Dataset content:

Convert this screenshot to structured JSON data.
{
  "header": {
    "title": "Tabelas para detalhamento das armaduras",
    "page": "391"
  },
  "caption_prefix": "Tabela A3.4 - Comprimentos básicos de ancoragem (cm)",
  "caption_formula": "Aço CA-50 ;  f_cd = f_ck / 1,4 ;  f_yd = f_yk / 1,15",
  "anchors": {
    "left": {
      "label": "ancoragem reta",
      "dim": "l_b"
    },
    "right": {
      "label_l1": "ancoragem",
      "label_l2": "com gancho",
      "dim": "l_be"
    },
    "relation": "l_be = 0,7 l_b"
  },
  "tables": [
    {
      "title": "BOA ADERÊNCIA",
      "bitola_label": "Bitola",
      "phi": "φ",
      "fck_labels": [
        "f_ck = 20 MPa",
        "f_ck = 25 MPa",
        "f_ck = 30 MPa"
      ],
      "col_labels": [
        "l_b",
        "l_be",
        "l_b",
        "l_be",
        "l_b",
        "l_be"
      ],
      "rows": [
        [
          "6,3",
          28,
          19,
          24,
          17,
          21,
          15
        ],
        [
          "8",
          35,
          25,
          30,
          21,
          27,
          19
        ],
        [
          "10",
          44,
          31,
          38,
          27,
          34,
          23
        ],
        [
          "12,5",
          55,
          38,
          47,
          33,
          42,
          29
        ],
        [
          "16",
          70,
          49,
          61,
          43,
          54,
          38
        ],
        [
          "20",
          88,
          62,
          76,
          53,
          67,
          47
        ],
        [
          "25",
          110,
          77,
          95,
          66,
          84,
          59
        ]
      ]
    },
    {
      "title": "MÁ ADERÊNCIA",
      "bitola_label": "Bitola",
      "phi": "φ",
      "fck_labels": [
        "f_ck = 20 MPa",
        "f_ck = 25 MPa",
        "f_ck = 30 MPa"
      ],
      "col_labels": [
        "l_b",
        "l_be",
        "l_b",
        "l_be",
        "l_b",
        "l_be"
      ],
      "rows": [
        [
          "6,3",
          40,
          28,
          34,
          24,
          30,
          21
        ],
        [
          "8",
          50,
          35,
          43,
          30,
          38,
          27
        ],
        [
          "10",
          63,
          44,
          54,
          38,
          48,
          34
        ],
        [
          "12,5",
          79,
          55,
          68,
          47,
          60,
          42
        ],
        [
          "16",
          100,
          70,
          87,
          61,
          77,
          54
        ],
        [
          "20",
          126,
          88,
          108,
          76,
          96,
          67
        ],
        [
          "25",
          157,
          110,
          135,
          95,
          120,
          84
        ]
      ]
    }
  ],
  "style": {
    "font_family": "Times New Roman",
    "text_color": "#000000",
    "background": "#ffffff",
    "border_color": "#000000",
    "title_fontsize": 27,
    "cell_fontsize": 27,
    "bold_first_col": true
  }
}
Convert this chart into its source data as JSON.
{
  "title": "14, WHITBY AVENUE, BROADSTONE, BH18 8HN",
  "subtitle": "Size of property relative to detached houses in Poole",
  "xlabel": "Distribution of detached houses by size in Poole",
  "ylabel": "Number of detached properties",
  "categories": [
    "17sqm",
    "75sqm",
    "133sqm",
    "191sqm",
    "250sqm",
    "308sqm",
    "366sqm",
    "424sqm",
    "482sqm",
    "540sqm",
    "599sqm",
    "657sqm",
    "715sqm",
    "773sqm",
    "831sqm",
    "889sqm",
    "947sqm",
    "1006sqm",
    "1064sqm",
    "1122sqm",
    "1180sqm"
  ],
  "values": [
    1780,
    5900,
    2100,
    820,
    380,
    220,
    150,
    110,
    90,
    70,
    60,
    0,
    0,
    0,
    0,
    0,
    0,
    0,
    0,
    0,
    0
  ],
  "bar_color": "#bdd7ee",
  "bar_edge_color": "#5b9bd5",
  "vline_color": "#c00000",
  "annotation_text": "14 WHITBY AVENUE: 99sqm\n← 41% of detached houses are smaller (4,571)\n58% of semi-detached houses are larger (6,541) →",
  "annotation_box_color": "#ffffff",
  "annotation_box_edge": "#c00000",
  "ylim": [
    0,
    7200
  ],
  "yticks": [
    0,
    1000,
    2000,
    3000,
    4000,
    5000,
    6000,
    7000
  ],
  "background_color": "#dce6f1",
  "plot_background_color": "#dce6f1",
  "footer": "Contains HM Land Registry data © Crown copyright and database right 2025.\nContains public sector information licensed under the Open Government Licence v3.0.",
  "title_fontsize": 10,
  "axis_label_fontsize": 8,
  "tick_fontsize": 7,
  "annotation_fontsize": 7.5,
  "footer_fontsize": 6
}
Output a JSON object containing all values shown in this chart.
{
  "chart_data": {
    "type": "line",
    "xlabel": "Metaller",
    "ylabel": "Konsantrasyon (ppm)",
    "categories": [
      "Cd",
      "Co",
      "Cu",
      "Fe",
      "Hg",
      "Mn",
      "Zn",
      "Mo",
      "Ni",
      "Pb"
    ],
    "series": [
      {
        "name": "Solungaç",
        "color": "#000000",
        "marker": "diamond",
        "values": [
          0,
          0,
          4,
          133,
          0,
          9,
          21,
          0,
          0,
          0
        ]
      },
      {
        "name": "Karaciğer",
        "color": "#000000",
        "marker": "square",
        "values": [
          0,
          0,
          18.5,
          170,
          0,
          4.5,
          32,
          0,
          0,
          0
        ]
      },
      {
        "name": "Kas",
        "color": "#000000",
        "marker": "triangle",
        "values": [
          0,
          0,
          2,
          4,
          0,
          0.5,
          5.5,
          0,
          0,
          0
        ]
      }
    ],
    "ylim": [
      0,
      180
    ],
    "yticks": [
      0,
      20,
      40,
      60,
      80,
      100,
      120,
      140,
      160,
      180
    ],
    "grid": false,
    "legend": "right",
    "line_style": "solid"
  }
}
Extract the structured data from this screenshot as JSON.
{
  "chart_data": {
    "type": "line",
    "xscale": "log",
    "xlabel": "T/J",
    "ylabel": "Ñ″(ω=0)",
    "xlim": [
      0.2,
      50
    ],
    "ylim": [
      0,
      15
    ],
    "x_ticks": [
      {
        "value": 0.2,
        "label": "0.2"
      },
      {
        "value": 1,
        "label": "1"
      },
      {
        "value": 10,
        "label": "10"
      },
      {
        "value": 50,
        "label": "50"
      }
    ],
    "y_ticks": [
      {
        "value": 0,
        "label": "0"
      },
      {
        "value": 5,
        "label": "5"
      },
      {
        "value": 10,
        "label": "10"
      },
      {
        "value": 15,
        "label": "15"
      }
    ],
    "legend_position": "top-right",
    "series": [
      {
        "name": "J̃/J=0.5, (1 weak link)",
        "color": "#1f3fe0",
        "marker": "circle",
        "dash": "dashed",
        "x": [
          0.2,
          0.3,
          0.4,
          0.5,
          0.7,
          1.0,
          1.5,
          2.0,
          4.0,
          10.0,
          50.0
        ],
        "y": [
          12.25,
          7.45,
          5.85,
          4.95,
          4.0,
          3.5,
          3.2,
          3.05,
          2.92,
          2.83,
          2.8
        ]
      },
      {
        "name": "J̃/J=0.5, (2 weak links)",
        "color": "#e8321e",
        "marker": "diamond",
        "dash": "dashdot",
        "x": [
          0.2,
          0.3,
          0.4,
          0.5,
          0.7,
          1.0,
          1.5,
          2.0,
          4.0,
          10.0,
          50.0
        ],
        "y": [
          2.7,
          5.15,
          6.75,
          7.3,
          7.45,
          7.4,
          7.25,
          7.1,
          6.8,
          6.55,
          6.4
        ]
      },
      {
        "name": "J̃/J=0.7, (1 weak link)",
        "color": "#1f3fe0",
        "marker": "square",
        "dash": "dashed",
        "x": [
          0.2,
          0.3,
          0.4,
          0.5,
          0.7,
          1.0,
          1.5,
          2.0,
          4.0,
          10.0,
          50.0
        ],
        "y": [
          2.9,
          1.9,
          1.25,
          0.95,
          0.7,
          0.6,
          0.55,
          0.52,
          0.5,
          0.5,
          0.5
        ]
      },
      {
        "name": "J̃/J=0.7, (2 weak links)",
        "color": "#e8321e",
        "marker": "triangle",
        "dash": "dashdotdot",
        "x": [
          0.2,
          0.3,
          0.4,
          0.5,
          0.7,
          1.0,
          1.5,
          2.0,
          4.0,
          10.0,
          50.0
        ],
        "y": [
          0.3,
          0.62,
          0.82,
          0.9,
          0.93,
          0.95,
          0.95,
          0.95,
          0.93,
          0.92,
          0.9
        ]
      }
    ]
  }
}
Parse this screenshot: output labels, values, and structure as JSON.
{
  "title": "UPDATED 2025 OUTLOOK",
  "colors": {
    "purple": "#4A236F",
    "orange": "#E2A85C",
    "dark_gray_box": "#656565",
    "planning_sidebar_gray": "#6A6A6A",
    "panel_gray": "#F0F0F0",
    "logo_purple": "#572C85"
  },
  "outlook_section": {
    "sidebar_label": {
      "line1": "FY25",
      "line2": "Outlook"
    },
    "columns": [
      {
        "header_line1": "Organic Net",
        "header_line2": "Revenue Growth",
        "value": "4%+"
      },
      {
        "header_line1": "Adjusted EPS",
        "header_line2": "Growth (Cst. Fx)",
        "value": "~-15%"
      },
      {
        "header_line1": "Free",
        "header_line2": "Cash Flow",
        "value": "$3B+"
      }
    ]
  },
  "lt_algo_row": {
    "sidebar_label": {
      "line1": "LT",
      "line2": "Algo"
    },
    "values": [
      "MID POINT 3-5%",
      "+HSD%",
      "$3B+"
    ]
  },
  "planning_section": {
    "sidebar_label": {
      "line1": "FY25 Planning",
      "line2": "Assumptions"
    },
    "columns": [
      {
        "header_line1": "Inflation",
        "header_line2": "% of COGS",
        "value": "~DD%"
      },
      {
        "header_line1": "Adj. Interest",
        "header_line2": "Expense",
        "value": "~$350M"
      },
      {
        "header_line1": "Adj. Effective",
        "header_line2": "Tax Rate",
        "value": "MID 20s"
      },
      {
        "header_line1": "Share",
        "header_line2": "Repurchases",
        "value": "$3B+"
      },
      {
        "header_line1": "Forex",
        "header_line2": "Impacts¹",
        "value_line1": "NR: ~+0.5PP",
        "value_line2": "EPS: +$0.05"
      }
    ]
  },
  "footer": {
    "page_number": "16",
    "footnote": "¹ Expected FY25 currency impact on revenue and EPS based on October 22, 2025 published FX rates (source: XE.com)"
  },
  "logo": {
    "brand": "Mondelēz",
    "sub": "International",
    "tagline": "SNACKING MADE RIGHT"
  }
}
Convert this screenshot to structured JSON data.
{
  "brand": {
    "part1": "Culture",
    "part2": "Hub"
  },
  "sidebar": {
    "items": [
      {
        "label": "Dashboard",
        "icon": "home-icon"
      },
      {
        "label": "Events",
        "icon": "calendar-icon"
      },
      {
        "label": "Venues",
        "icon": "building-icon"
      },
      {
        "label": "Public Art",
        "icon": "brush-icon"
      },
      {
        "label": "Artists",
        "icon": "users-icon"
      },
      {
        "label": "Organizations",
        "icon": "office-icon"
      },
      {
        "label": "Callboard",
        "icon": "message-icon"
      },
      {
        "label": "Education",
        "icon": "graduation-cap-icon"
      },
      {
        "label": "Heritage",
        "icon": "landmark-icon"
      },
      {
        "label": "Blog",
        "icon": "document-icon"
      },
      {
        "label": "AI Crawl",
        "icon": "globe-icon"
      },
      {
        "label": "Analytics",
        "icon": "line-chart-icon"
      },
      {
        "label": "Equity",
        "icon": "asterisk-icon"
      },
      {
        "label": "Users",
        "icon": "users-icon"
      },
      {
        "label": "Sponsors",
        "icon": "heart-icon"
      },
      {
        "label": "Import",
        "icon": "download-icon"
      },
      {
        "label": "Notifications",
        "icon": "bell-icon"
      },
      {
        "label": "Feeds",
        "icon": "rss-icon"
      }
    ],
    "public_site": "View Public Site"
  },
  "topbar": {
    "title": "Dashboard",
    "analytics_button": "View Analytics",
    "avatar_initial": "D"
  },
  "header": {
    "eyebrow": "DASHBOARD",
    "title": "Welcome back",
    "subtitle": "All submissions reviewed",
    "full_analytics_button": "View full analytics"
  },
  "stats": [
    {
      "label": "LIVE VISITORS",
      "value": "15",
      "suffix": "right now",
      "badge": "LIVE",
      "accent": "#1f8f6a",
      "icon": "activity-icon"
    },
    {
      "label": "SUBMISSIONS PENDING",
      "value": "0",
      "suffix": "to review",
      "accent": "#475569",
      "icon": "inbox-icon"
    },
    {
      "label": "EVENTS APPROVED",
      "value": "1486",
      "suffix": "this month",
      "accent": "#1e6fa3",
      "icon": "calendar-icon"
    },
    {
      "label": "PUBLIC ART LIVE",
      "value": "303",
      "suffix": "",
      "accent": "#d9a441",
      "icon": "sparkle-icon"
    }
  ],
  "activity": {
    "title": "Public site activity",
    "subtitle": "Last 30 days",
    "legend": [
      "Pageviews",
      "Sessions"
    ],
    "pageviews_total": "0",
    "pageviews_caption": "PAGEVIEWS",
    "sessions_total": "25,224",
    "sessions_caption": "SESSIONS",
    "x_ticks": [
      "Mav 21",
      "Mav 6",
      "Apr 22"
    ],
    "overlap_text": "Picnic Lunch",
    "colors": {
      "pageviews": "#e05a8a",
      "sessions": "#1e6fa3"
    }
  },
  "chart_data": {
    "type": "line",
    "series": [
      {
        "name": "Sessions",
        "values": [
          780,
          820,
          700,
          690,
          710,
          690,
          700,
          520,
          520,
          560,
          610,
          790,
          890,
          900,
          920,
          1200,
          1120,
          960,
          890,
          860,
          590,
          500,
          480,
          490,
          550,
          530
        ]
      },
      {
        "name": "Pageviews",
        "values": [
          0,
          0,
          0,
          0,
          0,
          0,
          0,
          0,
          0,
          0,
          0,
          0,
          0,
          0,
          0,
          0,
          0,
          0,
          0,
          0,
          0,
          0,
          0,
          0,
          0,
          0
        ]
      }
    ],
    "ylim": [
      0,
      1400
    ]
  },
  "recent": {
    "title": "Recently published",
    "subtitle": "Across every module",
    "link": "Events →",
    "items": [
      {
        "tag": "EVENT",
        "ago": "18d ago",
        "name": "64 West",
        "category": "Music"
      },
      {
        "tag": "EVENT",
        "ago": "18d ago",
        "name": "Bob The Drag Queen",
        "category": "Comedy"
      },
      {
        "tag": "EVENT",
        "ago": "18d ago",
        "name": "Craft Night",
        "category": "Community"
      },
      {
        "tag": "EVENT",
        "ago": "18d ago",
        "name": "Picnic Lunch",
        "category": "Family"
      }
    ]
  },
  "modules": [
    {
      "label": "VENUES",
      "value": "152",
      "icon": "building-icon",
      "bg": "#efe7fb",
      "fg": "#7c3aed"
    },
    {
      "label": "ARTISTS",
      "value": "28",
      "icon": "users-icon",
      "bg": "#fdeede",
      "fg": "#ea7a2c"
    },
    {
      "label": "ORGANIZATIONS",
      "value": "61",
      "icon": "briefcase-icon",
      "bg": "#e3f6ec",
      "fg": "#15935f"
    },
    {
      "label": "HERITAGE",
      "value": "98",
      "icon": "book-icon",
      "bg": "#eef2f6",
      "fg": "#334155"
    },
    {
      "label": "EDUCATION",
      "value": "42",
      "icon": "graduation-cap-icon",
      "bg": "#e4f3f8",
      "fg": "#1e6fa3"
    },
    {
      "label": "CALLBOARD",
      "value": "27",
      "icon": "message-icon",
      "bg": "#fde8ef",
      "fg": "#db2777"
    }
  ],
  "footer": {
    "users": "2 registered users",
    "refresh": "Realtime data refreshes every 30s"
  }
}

Task description:
Check each line of the entries above for the word "ancoragem". List the ones that have it.

Exercise solution:
  "caption_prefix": "Tabela A3.4 - Comprimentos básicos de ancoragem (cm)",
      "label": "ancoragem reta",
      "label_l1": "ancoragem",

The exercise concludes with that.